[What is needed] Scan the material and copy every line in which "tranchées" appears.
┌─ Data to use
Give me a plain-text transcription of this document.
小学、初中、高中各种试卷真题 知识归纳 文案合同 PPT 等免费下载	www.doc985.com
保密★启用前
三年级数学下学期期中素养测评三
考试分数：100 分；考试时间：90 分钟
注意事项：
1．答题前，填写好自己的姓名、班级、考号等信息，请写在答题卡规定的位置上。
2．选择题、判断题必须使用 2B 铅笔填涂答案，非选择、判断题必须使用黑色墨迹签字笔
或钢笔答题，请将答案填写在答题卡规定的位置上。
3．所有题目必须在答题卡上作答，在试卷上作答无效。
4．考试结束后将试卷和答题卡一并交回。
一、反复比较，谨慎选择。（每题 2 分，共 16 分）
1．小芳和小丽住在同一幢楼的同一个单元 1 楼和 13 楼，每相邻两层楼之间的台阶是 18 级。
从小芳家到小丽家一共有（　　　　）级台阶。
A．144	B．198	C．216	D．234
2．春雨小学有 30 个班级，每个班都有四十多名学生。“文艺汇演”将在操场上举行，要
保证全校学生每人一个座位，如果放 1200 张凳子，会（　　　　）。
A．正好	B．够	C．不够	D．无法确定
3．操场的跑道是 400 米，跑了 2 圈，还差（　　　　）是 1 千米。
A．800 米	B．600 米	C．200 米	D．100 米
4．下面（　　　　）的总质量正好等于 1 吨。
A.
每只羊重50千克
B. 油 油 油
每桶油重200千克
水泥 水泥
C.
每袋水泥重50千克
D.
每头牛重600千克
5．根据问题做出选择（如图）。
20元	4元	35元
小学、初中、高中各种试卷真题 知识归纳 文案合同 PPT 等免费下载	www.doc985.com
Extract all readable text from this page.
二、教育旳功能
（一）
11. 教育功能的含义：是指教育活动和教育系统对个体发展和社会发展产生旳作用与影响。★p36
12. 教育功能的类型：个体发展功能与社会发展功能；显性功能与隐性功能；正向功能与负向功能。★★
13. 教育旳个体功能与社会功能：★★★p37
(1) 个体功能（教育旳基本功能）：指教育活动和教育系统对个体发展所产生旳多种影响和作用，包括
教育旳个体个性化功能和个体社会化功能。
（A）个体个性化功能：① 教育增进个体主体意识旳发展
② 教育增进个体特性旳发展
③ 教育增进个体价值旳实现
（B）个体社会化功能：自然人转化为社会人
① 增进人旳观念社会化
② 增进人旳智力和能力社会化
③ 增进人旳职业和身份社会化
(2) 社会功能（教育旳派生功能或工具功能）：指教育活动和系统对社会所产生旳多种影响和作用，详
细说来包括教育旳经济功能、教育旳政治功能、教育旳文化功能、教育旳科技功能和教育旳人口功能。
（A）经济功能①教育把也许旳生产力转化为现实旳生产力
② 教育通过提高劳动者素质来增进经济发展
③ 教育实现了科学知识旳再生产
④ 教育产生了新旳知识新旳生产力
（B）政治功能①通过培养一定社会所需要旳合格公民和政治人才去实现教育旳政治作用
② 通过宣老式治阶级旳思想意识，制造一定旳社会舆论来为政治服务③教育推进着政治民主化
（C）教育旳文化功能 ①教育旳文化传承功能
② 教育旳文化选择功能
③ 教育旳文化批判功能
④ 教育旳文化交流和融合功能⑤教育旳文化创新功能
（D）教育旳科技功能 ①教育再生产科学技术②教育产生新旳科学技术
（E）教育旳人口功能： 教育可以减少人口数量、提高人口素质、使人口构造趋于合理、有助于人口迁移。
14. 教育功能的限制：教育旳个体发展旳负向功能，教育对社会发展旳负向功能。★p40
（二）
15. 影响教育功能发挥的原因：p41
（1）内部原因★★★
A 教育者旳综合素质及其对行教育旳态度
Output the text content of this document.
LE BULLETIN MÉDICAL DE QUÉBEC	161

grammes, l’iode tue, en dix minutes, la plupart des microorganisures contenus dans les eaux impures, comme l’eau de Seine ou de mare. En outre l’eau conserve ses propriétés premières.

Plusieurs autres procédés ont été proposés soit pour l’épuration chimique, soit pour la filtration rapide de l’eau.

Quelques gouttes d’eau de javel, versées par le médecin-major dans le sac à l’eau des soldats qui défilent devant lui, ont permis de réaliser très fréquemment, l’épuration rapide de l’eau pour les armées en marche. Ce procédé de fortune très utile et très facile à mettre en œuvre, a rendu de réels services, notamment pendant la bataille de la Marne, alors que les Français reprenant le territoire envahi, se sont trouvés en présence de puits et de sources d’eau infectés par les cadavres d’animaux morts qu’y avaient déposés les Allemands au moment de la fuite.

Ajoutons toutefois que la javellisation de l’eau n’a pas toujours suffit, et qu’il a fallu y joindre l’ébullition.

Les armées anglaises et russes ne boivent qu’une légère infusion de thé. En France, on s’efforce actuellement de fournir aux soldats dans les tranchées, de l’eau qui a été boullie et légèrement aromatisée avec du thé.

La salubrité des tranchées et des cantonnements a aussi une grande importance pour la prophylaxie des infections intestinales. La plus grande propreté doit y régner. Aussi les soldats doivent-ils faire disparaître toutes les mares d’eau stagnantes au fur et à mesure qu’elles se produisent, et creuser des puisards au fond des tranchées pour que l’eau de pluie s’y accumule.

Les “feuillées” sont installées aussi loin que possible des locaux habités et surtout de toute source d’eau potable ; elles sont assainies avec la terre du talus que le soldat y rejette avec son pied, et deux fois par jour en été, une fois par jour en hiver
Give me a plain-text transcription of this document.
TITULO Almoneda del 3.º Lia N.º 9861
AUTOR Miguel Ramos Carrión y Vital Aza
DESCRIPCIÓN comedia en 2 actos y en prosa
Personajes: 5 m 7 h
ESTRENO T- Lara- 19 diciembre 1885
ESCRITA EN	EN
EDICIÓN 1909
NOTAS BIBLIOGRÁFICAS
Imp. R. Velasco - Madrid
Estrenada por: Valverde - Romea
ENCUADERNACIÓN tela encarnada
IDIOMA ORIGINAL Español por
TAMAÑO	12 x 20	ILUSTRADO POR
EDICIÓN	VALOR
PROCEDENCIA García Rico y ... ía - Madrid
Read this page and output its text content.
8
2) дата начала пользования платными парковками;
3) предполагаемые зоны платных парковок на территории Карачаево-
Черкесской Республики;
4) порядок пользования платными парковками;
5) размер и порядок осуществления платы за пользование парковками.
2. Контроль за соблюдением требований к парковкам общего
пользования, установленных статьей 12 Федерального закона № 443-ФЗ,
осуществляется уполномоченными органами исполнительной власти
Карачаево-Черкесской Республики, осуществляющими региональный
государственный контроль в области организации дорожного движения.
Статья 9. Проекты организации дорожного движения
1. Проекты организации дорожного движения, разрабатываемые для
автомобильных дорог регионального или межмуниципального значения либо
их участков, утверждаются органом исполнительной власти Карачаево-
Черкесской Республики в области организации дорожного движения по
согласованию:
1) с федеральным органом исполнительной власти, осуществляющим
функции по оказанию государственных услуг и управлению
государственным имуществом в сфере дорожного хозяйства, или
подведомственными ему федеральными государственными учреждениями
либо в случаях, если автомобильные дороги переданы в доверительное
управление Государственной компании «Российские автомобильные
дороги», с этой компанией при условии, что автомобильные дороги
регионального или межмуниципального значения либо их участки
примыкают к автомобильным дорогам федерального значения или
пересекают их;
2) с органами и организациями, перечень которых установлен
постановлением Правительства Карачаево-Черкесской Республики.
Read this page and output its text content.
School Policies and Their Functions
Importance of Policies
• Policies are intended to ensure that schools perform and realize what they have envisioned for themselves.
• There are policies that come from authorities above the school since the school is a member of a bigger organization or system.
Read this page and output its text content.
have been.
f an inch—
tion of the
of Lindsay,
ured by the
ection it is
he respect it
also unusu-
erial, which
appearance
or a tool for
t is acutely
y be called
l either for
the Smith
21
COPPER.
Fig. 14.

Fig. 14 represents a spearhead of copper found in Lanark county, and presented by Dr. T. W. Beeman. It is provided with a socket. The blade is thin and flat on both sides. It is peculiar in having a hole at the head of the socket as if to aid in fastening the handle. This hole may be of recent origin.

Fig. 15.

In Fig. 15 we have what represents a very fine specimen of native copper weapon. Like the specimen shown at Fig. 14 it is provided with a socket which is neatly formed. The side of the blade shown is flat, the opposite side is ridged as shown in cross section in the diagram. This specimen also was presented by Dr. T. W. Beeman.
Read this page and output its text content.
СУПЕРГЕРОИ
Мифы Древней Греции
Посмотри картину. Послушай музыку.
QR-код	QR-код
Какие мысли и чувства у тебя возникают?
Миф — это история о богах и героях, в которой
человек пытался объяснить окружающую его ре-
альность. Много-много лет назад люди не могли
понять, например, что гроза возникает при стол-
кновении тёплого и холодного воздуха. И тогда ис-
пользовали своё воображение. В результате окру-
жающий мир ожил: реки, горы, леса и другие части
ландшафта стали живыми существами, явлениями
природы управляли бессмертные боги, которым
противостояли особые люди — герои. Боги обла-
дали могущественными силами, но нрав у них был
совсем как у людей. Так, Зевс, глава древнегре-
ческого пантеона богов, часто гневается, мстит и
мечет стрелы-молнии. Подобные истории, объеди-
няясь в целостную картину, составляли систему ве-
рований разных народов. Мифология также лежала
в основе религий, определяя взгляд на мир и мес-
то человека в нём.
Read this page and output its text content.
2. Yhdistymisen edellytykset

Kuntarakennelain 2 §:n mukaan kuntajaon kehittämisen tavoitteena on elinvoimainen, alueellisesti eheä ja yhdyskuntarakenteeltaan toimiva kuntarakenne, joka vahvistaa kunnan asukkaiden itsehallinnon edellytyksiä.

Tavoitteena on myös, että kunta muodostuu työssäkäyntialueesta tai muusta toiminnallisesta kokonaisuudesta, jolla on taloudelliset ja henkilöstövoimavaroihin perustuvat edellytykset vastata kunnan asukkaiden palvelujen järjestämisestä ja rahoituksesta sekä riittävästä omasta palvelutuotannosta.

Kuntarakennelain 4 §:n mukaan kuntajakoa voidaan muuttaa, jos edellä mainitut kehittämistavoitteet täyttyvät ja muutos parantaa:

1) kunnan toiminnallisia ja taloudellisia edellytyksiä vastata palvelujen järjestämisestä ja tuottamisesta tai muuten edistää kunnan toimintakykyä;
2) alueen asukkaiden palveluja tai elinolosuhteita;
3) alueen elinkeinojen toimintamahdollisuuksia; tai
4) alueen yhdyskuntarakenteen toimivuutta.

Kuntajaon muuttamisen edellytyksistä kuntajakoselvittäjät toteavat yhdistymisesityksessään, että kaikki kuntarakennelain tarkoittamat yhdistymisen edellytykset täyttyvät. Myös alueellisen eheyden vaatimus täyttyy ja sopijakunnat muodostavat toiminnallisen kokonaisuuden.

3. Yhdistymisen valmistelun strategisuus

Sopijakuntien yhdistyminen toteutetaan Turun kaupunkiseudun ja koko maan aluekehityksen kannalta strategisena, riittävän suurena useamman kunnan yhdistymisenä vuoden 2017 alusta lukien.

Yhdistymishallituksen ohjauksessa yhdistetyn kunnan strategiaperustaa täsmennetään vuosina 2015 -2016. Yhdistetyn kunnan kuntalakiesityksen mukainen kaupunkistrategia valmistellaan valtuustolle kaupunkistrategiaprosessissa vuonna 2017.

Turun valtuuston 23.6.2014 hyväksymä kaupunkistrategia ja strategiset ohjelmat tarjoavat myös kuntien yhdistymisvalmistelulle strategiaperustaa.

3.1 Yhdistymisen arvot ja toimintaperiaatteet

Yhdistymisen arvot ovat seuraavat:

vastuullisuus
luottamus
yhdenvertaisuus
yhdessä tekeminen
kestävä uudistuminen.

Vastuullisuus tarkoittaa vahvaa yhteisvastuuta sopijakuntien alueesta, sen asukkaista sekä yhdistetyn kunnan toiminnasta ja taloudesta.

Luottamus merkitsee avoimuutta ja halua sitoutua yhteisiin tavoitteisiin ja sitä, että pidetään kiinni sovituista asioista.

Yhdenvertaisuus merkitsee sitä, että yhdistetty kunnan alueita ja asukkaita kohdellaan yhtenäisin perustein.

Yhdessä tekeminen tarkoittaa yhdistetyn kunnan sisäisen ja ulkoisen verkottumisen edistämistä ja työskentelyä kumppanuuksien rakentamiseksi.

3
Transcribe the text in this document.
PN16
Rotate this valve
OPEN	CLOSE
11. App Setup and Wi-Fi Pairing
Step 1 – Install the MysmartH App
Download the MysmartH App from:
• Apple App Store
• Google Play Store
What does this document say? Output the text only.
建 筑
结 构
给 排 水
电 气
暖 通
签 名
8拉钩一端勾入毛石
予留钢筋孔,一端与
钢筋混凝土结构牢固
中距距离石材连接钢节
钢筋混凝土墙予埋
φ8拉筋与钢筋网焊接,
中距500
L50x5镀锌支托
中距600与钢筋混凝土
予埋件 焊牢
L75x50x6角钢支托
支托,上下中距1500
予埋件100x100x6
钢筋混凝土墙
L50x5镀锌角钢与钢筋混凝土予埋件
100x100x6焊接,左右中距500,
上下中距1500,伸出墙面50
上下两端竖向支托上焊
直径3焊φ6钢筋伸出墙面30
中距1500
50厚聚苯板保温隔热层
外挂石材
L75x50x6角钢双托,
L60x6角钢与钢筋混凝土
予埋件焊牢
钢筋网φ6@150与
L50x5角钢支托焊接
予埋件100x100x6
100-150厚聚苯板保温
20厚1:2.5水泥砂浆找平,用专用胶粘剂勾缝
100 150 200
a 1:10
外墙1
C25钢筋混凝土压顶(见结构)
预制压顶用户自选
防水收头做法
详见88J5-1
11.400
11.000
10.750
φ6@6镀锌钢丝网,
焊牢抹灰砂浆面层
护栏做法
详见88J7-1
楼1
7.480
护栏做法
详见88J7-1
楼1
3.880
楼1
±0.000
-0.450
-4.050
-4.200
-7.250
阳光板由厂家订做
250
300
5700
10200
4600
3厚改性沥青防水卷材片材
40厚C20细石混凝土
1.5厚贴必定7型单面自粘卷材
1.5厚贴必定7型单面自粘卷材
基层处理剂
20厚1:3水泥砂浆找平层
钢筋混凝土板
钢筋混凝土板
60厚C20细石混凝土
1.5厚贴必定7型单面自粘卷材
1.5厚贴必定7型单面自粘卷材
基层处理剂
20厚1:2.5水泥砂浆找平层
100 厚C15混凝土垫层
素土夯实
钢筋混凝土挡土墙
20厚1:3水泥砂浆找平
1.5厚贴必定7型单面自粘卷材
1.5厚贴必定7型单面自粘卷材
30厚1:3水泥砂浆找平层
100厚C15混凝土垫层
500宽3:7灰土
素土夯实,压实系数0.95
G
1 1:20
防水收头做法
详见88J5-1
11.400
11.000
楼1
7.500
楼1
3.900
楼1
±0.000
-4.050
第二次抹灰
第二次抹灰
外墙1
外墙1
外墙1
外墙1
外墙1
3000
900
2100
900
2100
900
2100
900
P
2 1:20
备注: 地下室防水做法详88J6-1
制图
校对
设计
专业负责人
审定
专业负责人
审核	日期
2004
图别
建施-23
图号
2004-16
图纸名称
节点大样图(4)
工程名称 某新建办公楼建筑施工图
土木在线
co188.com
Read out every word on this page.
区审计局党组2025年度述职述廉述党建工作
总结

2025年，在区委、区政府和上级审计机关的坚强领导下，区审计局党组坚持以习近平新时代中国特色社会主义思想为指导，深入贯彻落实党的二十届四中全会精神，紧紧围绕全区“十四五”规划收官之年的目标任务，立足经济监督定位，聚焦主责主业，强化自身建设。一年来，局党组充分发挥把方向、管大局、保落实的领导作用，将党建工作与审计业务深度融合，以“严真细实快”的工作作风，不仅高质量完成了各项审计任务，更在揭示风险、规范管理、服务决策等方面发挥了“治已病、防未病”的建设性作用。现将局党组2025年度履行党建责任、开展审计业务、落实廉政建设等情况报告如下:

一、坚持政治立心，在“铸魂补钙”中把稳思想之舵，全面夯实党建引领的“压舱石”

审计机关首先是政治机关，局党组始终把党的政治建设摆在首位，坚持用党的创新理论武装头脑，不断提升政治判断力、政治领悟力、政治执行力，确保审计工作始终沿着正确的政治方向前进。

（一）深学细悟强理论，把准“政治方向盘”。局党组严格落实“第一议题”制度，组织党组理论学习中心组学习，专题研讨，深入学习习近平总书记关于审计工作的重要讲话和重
└─
[Correct answer]
Les armées anglaises et russes ne boivent qu’une légère infusion de thé. En France, on s’efforce actuellement de fournir aux soldats dans les tranchées, de l’eau qui a été boullie et légèrement aromatisée avec du thé.
La salubrité des tranchées et des cantonnements a aussi une grande importance pour la prophylaxie des infections intestinales. La plus grande propreté doit y régner. Aussi les soldats doivent-ils faire disparaître toutes les mares d’eau stagnantes au fur et à mesure qu’elles se produisent, et creuser des puisards au fond des tranchées pour que l’eau de pluie s’y accumule.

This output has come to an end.